Stored entries
::::::::
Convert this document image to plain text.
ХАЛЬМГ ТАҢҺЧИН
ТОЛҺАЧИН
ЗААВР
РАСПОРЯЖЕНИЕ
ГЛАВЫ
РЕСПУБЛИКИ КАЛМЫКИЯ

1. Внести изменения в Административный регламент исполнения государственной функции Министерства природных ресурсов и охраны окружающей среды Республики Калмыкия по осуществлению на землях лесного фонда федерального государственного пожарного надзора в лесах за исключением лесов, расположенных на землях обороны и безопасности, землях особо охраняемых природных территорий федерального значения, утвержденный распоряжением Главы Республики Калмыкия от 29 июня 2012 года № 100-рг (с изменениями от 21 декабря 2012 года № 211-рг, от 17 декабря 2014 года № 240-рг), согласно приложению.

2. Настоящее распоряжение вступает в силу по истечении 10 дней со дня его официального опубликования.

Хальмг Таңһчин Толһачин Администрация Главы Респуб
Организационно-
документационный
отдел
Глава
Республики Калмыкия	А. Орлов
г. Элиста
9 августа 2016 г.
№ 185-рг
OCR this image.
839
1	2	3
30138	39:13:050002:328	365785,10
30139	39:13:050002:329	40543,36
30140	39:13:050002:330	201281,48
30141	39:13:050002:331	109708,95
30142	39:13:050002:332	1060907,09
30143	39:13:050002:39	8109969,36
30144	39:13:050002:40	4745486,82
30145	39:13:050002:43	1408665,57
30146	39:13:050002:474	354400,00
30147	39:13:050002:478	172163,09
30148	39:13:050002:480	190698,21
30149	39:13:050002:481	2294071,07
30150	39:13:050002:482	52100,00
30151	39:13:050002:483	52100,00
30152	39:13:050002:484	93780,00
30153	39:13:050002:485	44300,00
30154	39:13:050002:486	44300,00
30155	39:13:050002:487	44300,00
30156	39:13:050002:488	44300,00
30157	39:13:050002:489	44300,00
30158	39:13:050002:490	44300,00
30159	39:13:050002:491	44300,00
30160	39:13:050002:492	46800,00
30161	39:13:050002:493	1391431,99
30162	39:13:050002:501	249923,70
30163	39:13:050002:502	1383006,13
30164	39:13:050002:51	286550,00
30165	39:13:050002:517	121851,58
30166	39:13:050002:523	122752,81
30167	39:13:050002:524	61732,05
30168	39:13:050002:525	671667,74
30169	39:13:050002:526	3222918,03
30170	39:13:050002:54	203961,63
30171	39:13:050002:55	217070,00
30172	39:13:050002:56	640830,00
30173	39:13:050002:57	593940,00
::::::::
• What to work on
Copy each line holding the word "image" from the listing above.

• Answer for this exercise
Convert this document image to plain text.
OCR this image.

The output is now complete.